Records for this exercise ::
══════════════════════════════
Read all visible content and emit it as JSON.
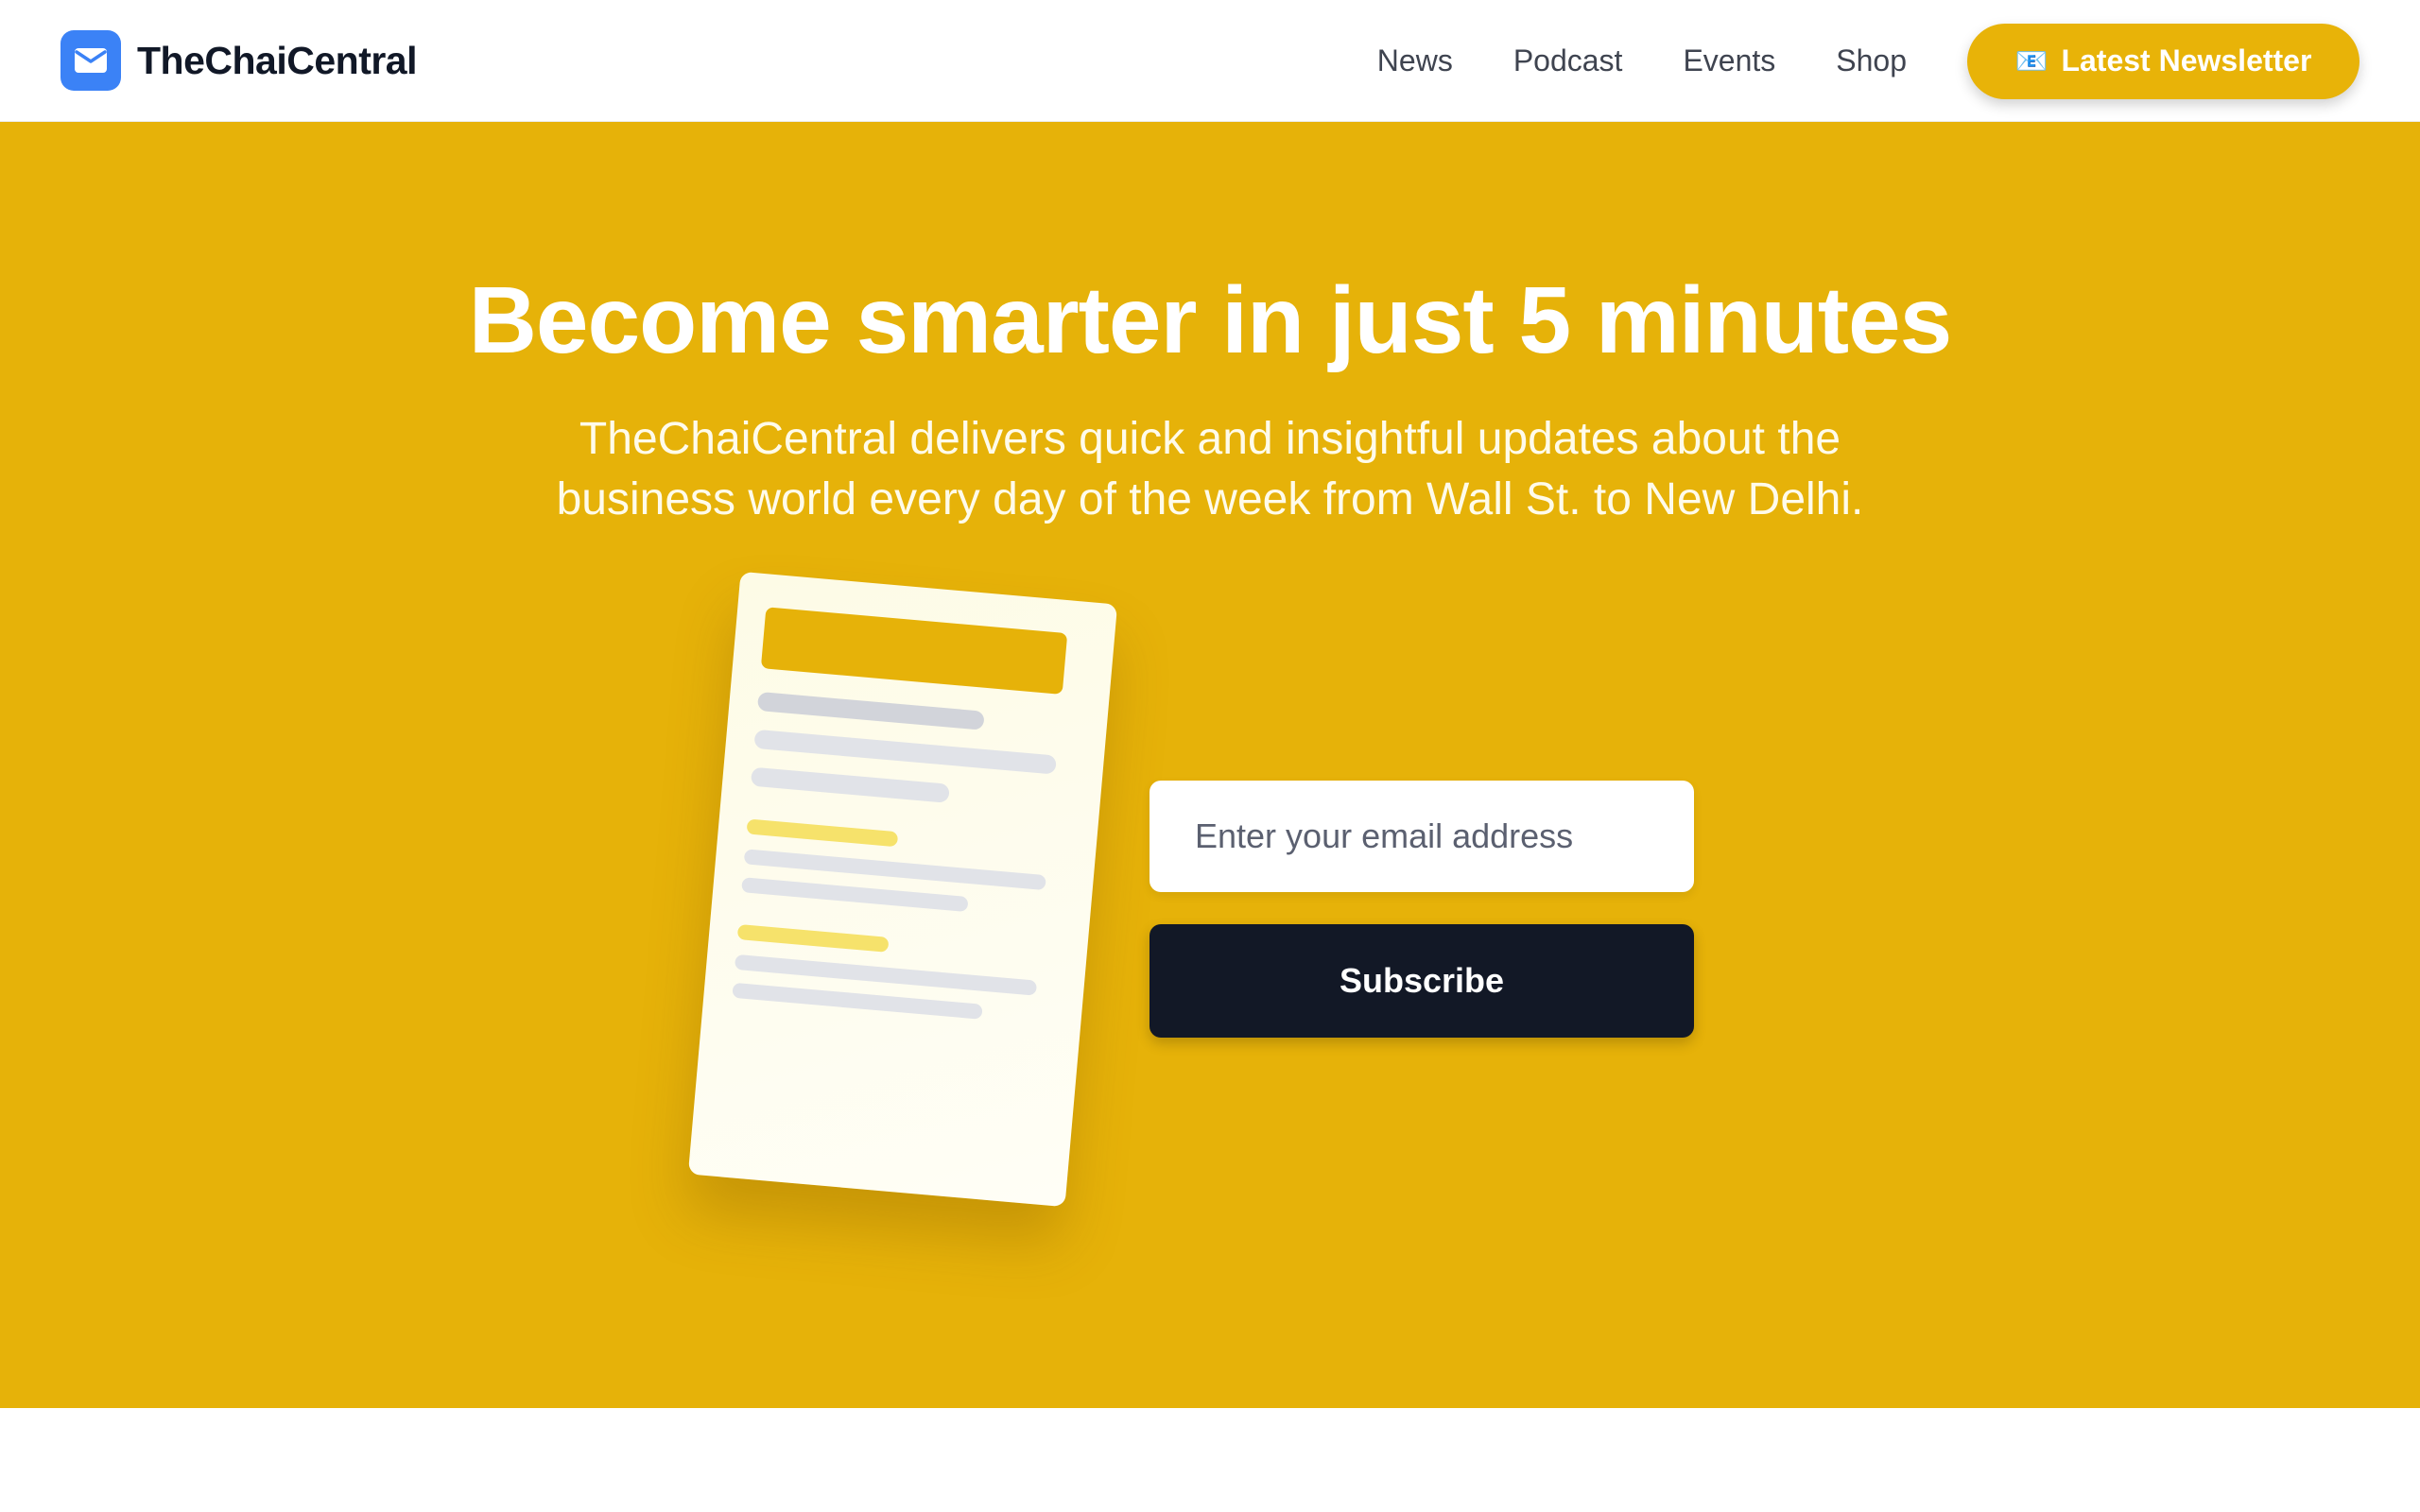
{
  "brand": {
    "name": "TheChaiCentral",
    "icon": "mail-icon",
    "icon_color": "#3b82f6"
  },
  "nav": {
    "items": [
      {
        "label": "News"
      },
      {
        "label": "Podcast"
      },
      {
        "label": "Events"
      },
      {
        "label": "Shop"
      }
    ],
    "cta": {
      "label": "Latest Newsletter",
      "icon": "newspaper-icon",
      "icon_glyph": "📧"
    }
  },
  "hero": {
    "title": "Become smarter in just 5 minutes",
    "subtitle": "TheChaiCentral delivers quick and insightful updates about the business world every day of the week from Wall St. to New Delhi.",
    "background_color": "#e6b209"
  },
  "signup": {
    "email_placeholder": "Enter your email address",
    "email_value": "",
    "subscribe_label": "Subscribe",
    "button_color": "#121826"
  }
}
══════════════════════════════
Written request :: Copy all the lines above that hold the string "TheChaiCentral".

Output for this exercise ::
    "name": "TheChaiCentral",
    "subtitle": "TheChaiCentral delivers quick and insightful updates about the business world every day of the week from Wall St. to New Delhi.",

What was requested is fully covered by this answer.